Lines that contain the string "AUTOWELD" are to be copied; leave out all others.

(begin)

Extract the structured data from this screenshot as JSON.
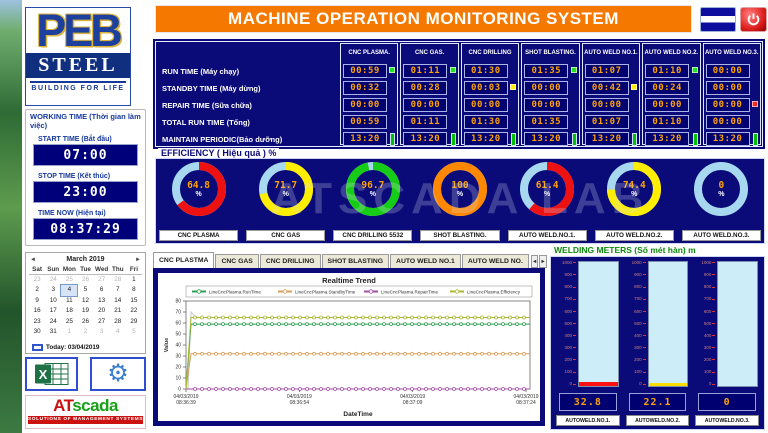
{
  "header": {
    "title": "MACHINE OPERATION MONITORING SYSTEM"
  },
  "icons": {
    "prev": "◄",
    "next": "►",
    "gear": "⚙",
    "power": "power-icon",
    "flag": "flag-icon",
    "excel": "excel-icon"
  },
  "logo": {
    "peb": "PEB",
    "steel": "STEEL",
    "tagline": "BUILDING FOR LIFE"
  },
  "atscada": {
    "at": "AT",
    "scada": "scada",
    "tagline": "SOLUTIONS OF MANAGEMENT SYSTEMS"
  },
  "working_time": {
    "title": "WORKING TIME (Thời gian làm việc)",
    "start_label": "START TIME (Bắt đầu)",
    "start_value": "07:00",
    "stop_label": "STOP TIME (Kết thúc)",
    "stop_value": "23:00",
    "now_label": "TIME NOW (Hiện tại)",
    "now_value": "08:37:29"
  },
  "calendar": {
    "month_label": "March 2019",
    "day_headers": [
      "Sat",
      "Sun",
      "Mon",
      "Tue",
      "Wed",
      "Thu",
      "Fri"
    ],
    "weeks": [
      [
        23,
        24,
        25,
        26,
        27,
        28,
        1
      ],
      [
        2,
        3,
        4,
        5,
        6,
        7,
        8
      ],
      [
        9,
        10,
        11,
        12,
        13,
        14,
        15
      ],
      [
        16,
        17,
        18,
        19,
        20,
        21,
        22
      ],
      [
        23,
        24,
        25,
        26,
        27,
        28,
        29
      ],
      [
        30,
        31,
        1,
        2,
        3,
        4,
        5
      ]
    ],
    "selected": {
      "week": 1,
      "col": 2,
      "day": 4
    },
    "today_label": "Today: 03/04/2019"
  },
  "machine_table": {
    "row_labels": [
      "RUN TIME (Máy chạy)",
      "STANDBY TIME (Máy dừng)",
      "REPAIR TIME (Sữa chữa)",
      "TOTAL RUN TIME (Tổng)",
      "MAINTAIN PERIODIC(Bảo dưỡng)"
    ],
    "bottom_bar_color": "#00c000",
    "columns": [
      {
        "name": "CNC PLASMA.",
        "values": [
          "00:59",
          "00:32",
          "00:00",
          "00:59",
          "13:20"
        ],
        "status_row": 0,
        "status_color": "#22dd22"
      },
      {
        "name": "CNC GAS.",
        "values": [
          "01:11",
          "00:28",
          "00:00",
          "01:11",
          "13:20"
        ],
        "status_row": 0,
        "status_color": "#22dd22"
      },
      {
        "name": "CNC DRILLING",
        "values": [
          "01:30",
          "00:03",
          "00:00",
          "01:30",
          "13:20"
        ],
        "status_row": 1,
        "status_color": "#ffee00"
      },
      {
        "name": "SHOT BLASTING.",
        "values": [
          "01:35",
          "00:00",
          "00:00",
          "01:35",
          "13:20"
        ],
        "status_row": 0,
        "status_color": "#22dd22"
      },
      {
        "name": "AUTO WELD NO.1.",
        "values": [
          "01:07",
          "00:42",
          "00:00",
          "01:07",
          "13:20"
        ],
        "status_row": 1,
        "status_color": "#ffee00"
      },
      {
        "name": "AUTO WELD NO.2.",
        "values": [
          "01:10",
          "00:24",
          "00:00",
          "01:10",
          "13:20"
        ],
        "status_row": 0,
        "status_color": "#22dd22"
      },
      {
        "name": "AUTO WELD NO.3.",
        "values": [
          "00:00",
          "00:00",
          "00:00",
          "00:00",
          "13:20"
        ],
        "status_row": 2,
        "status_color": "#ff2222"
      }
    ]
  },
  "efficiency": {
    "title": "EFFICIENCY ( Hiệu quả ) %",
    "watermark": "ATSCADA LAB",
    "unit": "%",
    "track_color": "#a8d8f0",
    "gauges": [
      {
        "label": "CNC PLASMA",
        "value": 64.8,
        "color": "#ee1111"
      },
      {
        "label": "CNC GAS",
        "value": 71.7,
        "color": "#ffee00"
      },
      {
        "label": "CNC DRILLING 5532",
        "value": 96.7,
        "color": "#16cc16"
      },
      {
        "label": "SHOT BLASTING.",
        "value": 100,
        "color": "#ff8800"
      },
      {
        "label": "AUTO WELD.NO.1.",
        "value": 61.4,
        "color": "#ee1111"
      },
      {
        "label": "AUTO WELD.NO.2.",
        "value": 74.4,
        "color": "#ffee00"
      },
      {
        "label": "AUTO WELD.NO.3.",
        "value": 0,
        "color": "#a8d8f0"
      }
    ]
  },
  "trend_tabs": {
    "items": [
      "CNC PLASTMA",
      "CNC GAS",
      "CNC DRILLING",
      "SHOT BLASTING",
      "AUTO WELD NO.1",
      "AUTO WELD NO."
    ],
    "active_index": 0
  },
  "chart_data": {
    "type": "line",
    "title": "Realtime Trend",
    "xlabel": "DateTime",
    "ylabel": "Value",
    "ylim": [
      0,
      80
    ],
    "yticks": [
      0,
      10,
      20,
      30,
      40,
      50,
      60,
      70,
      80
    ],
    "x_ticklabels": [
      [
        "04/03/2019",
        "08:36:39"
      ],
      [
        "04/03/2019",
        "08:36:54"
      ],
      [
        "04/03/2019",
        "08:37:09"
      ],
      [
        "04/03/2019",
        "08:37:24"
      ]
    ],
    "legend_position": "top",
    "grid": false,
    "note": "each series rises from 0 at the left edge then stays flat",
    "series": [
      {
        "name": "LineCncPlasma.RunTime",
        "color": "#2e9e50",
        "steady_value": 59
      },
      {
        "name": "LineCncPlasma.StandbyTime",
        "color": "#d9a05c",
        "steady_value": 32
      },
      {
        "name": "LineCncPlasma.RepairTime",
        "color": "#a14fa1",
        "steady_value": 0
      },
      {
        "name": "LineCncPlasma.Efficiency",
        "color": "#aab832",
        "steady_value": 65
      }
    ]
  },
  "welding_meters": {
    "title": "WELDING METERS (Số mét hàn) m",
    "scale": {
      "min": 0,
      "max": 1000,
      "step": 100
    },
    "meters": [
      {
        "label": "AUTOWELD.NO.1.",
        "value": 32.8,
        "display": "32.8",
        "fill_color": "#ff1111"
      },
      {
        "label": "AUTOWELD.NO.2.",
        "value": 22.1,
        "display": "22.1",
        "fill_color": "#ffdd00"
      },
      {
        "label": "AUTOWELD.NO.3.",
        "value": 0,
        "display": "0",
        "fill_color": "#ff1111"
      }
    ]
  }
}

(end)
(begin)

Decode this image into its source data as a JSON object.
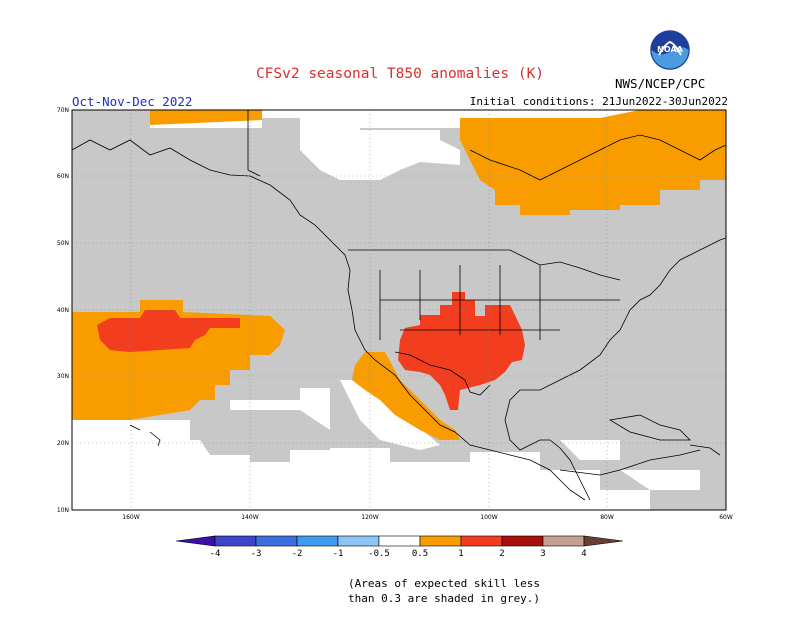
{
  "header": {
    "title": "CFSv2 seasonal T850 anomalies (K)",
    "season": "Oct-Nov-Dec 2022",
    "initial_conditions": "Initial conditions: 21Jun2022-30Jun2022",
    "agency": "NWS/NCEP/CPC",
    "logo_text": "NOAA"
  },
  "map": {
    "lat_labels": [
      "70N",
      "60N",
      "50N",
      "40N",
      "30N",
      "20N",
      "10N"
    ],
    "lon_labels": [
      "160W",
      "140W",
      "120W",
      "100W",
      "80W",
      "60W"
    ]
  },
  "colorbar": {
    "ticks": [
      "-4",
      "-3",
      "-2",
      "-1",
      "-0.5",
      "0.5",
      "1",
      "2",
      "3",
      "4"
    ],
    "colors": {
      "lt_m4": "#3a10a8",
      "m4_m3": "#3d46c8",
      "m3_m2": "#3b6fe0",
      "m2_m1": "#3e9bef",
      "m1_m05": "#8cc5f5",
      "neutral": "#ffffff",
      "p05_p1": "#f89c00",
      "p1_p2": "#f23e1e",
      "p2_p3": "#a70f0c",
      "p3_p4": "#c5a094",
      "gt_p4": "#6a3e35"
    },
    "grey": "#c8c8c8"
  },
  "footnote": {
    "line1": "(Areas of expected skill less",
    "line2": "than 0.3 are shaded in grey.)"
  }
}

(end)
(begin)

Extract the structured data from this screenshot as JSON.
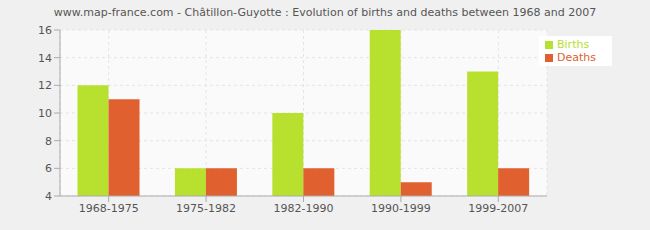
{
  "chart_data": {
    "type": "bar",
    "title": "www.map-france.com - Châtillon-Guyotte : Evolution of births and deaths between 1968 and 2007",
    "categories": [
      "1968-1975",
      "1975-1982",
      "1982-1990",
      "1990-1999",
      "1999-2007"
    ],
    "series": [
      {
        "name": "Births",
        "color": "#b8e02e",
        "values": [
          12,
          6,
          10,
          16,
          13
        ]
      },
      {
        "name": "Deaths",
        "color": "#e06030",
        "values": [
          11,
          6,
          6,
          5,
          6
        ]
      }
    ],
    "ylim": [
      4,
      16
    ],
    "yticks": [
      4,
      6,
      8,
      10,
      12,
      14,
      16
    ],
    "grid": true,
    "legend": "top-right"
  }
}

(end)

■ **Exercise result**:
        "label": "AUTOWELD.NO.1.",
        "label": "AUTOWELD.NO.2.",
        "label": "AUTOWELD.NO.3.",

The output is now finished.